» **Work required**:
The records below must be copied in full; omit the images.

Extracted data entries
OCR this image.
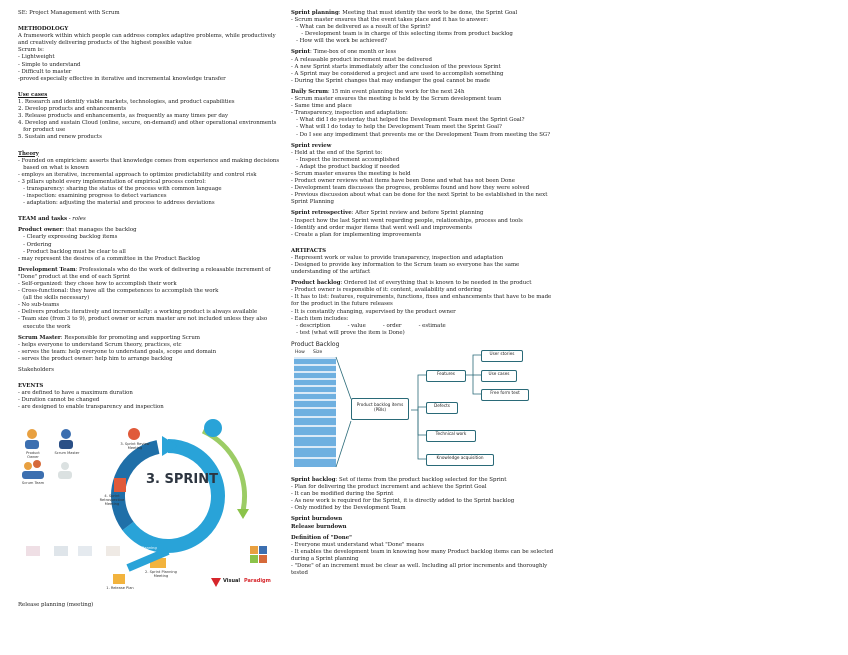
SE: Project Management with Scrum
METHODOLOGY
A framework within which people can address complex adaptive problems, while productively
and creatively delivering products of the highest possible value
Scrum is:
- Lightweight
- Simple to understand
- Difficult to master
-proved especially effective in iterative and incremental knowledge transfer
Use cases
1. Research and identify viable markets, technologies, and product capabilities
2. Develop products and enhancements
3. Release products and enhancements, as frequently as many times per day
4. Develop and sustain Cloud (online, secure, on-demand) and other operational environments
for product use
5. Sustain and renew products
Theory
- Founded on empiricism: asserts that knowledge comes from experience and making decisions
based on what is known
- employs an iterative, incremental approach to optimize predictability and control risk
- 3 pillars uphold every implementation of empirical process control:
- transparency: sharing the status of the process with common language
- inspection: examining progress to detect variances
- adaptation: adjusting the material and process to address deviations
TEAM and tasks - roles
Product owner: that manages the backlog
- Clearly expressing backlog items
- Ordering
- Product backlog must be clear to all
- may represent the desires of a committee in the Product Backlog
Development Team: Professionals who do the work of delivering a releasable increment of
"Done" product at the end of each Sprint
- Self-organized: they chose how to accomplish their work
- Cross-functional: they have all the competences to accomplish the work
(all the skills necessary)
- No sub-teams
- Delivers products iteratively and incrementally: a working product is always available
- Team size (from 3 to 9), product owner or scrum master are not included unless they also
execute the work
Scrum Master: Responsible for promoting and supporting Scrum
- helps everyone to understand Scrum theory, practices, etc
- serves the team: help everyone to understand goals, scope and domain
- serves the product owner: help him to arrange backlog
Stakeholders
EVENTS
- are defined to have a maximum duration
- Duration cannot be changed
- are designed to enable transparency and inspection
Product Owner
Scrum Master
Scrum Team	3. SPRINT
3. Sprint Review Meeting
4. Sprint Retrospective Meeting
2. Sprint Planning Meeting
1. Release Plan
Planning
Visual Paradigm
Release planning (meeting)
Sprint planning: Meeting that must identify the work to be done, the Sprint Goal
- Scrum master ensures that the event takes place and it has to answer:
- What can be delivered as a result of the Sprint?
- Development team is in charge of this selecting items from product backlog
- How will the work be achieved?
Sprint: Time-box of one month or less
- A releasable product increment must be delivered
- A new Sprint starts immediately after the conclusion of the previous Sprint
- A Sprint may be considered a project and are used to accomplish something
- During the Sprint changes that may endanger the goal cannot be made
Daily Scrum: 15 min event planning the work for the next 24h
- Scrum master ensures the meeting is held by the Scrum development team
- Same time and place
- Transparency, inspection and adaptation:
- What did I do yesterday that helped the Development Team meet the Sprint Goal?
- What will I do today to help the Development Team meet the Sprint Goal?
- Do I see any impediment that prevents me or the Development Team from meeting the SG?
Sprint review
- Held at the end of the Sprint to:
- Inspect the increment accomplished
- Adapt the product backlog if needed
- Scrum master ensures the meeting is held
- Product owner reviews what items have been Done and what has not been Done
- Development team discusses the progress, problems found and how they were solved
- Previous discussion about what can be done for the next Sprint to be established in the next
Sprint Planning
Sprint retrospective: After Sprint review and before Sprint planning
- Inspect how the last Sprint went regarding people, relationships, process and tools
- Identify and order major items that went well and improvements
- Create a plan for implementing improvements
ARTIFACTS
- Represent work or value to provide transparency, inspection and adaptation
- Designed to provide key information to the Scrum team so everyone has the same
understanding of the artifact
Product backlog: Ordered list of everything that is known to be needed in the product
- Product owner is responsible of it: content, availability and ordering
- It has to list: features, requirements, functions, fixes and enhancements that have to be made
for the product in the future releases
- It is constantly changing, supervised by the product owner
- Each item includes:
- description          - value          - order          - estimate
- test (what will prove the item is Done)
Product Backlog
How Size
Product backlog items (PBIs)
Features
Defects
Technical work
Knowledge acquisition
User stories
Use cases
Free form text
Sprint backlog: Set of items from the product backlog selected for the Sprint
- Plan for delivering the product increment and achieve the Sprint Goal
- It can be modified during the Sprint
- As new work is required for the Sprint, it is directly added to the Sprint backlog
- Only modified by the Development Team
Sprint burndown
Release burndown
Definition of "Done"
- Everyone must understand what "Done" means
- It enables the development team in knowing how many Product backlog items can be selected
during a Sprint planning
- "Done" of an increment must be clear as well. Including all prior increments and thoroughly
tested
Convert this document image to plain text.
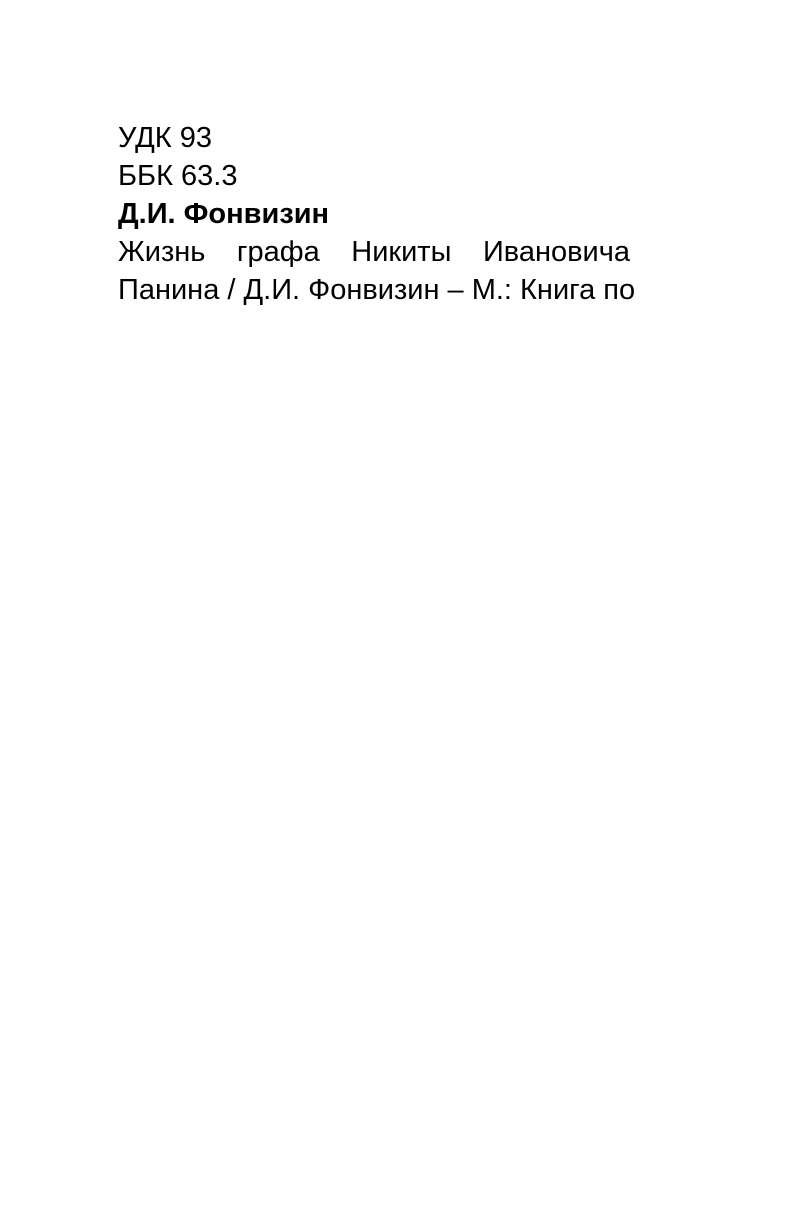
УДК 93
ББК 63.3
Д.И. Фонвизин
Жизнь графа Никиты Ивановича
Панина / Д.И. Фонвизин – М.: Книга по
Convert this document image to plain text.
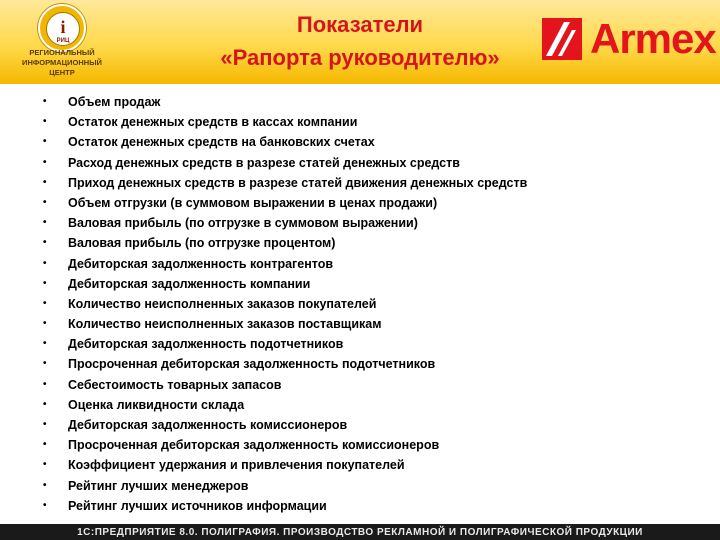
i
РИЦ
РЕГИОНАЛЬНЫЙ
ИНФОРМАЦИОННЫЙ
ЦЕНТР
Показатели
«Рапорта руководителю»	Armex
• Объем продаж
• Остаток денежных средств в кассах компании
• Остаток денежных средств на банковских счетах
• Расход денежных средств в разрезе статей денежных средств
• Приход денежных средств в разрезе статей движения денежных средств
• Объем отгрузки (в суммовом выражении в ценах продажи)
• Валовая прибыль (по отгрузке в суммовом выражении)
• Валовая прибыль (по отгрузке процентом)
• Дебиторская задолженность контрагентов
• Дебиторская задолженность компании
• Количество неисполненных заказов покупателей
• Количество неисполненных заказов поставщикам
• Дебиторская задолженность подотчетников
• Просроченная дебиторская задолженность подотчетников
• Себестоимость товарных запасов
• Оценка ликвидности склада
• Дебиторская задолженность комиссионеров
• Просроченная дебиторская задолженность комиссионеров
• Коэффициент удержания и привлечения покупателей
• Рейтинг лучших менеджеров
• Рейтинг лучших источников информации
1С:ПРЕДПРИЯТИЕ 8.0. ПОЛИГРАФИЯ. ПРОИЗВОДСТВО РЕКЛАМНОЙ И ПОЛИГРАФИЧЕСКОЙ ПРОДУКЦИИ
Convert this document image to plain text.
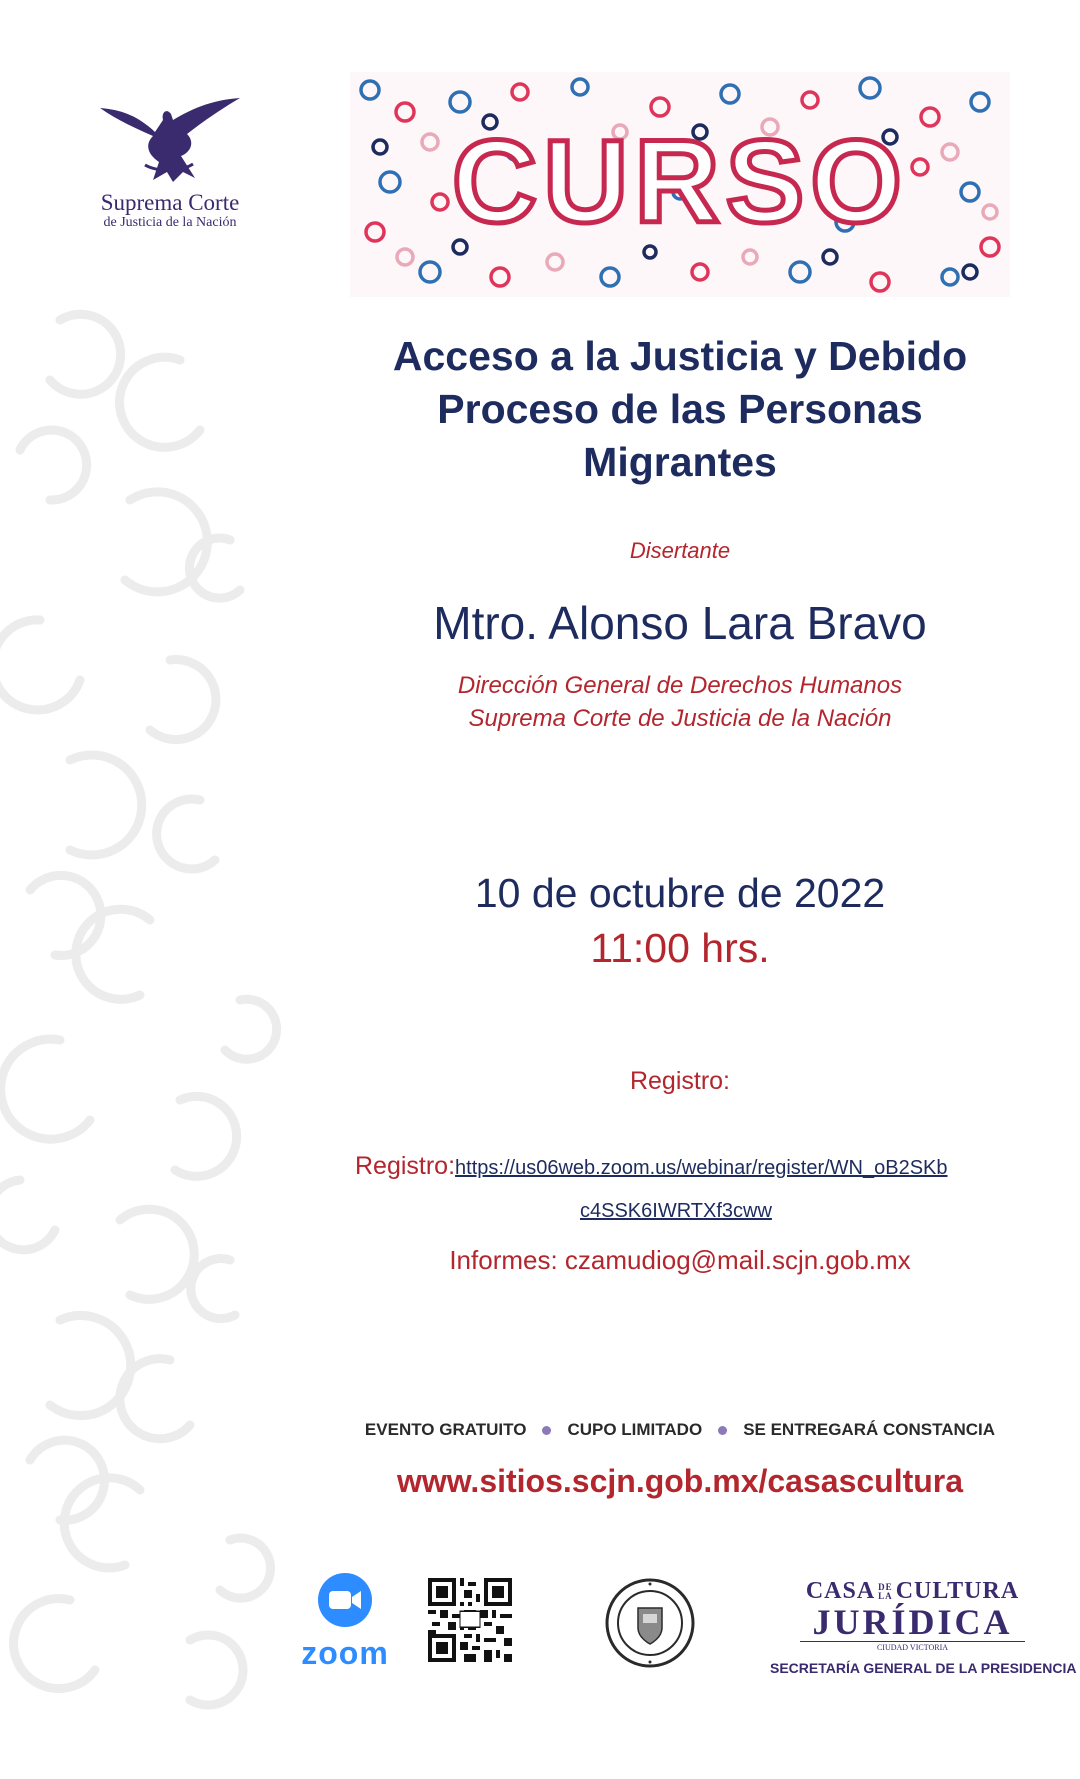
Suprema Corte
de Justicia de la Nación CURSO
Acceso a la Justicia y Debido
Proceso de las Personas
Migrantes
Disertante
Mtro. Alonso Lara Bravo
Dirección General de Derechos Humanos
Suprema Corte de Justicia de la Nación
10 de octubre de 2022
11:00 hrs.
Registro:
Registro:https://us06web.zoom.us/webinar/register/WN_oB2SKb
c4SSK6IWRTXf3cww
Informes: czamudiog@mail.scjn.gob.mx
EVENTO GRATUITO CUPO LIMITADO SE ENTREGARÁ CONSTANCIA
www.sitios.scjn.gob.mx/casascultura
zoom
CASA DE
LA CULTURA
JURÍDICA
CIUDAD VICTORIA
SECRETARÍA GENERAL DE LA PRESIDENCIA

» **Full output**:
OCR this image.
SE: Project Management with Scrum
METHODOLOGY
A framework within which people can address complex adaptive problems, while productively
and creatively delivering products of the highest possible value
Scrum is:
- Lightweight
- Simple to understand
- Difficult to master
-proved especially effective in iterative and incremental knowledge transfer
Use cases
1. Research and identify viable markets, technologies, and product capabilities
2. Develop products and enhancements
3. Release products and enhancements, as frequently as many times per day
4. Develop and sustain Cloud (online, secure, on-demand) and other operational environments
for product use
5. Sustain and renew products
Theory
- Founded on empiricism: asserts that knowledge comes from experience and making decisions
based on what is known
- employs an iterative, incremental approach to optimize predictability and control risk
- 3 pillars uphold every implementation of empirical process control:
- transparency: sharing the status of the process with common language
- inspection: examining progress to detect variances
- adaptation: adjusting the material and process to address deviations
TEAM and tasks - roles
Product owner: that manages the backlog
- Clearly expressing backlog items
- Ordering
- Product backlog must be clear to all
- may represent the desires of a committee in the Product Backlog
Development Team: Professionals who do the work of delivering a releasable increment of
"Done" product at the end of each Sprint
- Self-organized: they chose how to accomplish their work
- Cross-functional: they have all the competences to accomplish the work
(all the skills necessary)
- No sub-teams
- Delivers products iteratively and incrementally: a working product is always available
- Team size (from 3 to 9), product owner or scrum master are not included unless they also
execute the work
Scrum Master: Responsible for promoting and supporting Scrum
- helps everyone to understand Scrum theory, practices, etc
- serves the team: help everyone to understand goals, scope and domain
- serves the product owner: help him to arrange backlog
Stakeholders
EVENTS
- are defined to have a maximum duration
- Duration cannot be changed
- are designed to enable transparency and inspection
Product Owner
Scrum Master
Scrum Team	3. SPRINT
3. Sprint Review Meeting
4. Sprint Retrospective Meeting
2. Sprint Planning Meeting
1. Release Plan
Planning
Visual Paradigm
Release planning (meeting)
Sprint planning: Meeting that must identify the work to be done, the Sprint Goal
- Scrum master ensures that the event takes place and it has to answer:
- What can be delivered as a result of the Sprint?
- Development team is in charge of this selecting items from product backlog
- How will the work be achieved?
Sprint: Time-box of one month or less
- A releasable product increment must be delivered
- A new Sprint starts immediately after the conclusion of the previous Sprint
- A Sprint may be considered a project and are used to accomplish something
- During the Sprint changes that may endanger the goal cannot be made
Daily Scrum: 15 min event planning the work for the next 24h
- Scrum master ensures the meeting is held by the Scrum development team
- Same time and place
- Transparency, inspection and adaptation:
- What did I do yesterday that helped the Development Team meet the Sprint Goal?
- What will I do today to help the Development Team meet the Sprint Goal?
- Do I see any impediment that prevents me or the Development Team from meeting the SG?
Sprint review
- Held at the end of the Sprint to:
- Inspect the increment accomplished
- Adapt the product backlog if needed
- Scrum master ensures the meeting is held
- Product owner reviews what items have been Done and what has not been Done
- Development team discusses the progress, problems found and how they were solved
- Previous discussion about what can be done for the next Sprint to be established in the next
Sprint Planning
Sprint retrospective: After Sprint review and before Sprint planning
- Inspect how the last Sprint went regarding people, relationships, process and tools
- Identify and order major items that went well and improvements
- Create a plan for implementing improvements
ARTIFACTS
- Represent work or value to provide transparency, inspection and adaptation
- Designed to provide key information to the Scrum team so everyone has the same
understanding of the artifact
Product backlog: Ordered list of everything that is known to be needed in the product
- Product owner is responsible of it: content, availability and ordering
- It has to list: features, requirements, functions, fixes and enhancements that have to be made
for the product in the future releases
- It is constantly changing, supervised by the product owner
- Each item includes:
- description          - value          - order          - estimate
- test (what will prove the item is Done)
Product Backlog
How Size
Product backlog items (PBIs)
Features
Defects
Technical work
Knowledge acquisition
User stories
Use cases
Free form text
Sprint backlog: Set of items from the product backlog selected for the Sprint
- Plan for delivering the product increment and achieve the Sprint Goal
- It can be modified during the Sprint
- As new work is required for the Sprint, it is directly added to the Sprint backlog
- Only modified by the Development Team
Sprint burndown
Release burndown
Definition of "Done"
- Everyone must understand what "Done" means
- It enables the development team in knowing how many Product backlog items can be selected
during a Sprint planning
- "Done" of an increment must be clear as well. Including all prior increments and thoroughly
tested
Convert this document image to plain text.
УДК 93
ББК 63.3
Д.И. Фонвизин
Жизнь графа Никиты Ивановича
Панина / Д.И. Фонвизин – М.: Книга по
Convert this document image to plain text.
i
РИЦ
РЕГИОНАЛЬНЫЙ
ИНФОРМАЦИОННЫЙ
ЦЕНТР
Показатели
«Рапорта руководителю»	Armex
• Объем продаж
• Остаток денежных средств в кассах компании
• Остаток денежных средств на банковских счетах
• Расход денежных средств в разрезе статей денежных средств
• Приход денежных средств в разрезе статей движения денежных средств
• Объем отгрузки (в суммовом выражении в ценах продажи)
• Валовая прибыль (по отгрузке в суммовом выражении)
• Валовая прибыль (по отгрузке процентом)
• Дебиторская задолженность контрагентов
• Дебиторская задолженность компании
• Количество неисполненных заказов покупателей
• Количество неисполненных заказов поставщикам
• Дебиторская задолженность подотчетников
• Просроченная дебиторская задолженность подотчетников
• Себестоимость товарных запасов
• Оценка ликвидности склада
• Дебиторская задолженность комиссионеров
• Просроченная дебиторская задолженность комиссионеров
• Коэффициент удержания и привлечения покупателей
• Рейтинг лучших менеджеров
• Рейтинг лучших источников информации
1С:ПРЕДПРИЯТИЕ 8.0. ПОЛИГРАФИЯ. ПРОИЗВОДСТВО РЕКЛАМНОЙ И ПОЛИГРАФИЧЕСКОЙ ПРОДУКЦИИ
Convert this document image to plain text.
Suprema Corte
de Justicia de la Nación CURSO
Acceso a la Justicia y Debido
Proceso de las Personas
Migrantes
Disertante
Mtro. Alonso Lara Bravo
Dirección General de Derechos Humanos
Suprema Corte de Justicia de la Nación
10 de octubre de 2022
11:00 hrs.
Registro:
Registro:https://us06web.zoom.us/webinar/register/WN_oB2SKb
c4SSK6IWRTXf3cww
Informes: czamudiog@mail.scjn.gob.mx
EVENTO GRATUITO CUPO LIMITADO SE ENTREGARÁ CONSTANCIA
www.sitios.scjn.gob.mx/casascultura
zoom
CASA DE
LA CULTURA
JURÍDICA
CIUDAD VICTORIA
SECRETARÍA GENERAL DE LA PRESIDENCIA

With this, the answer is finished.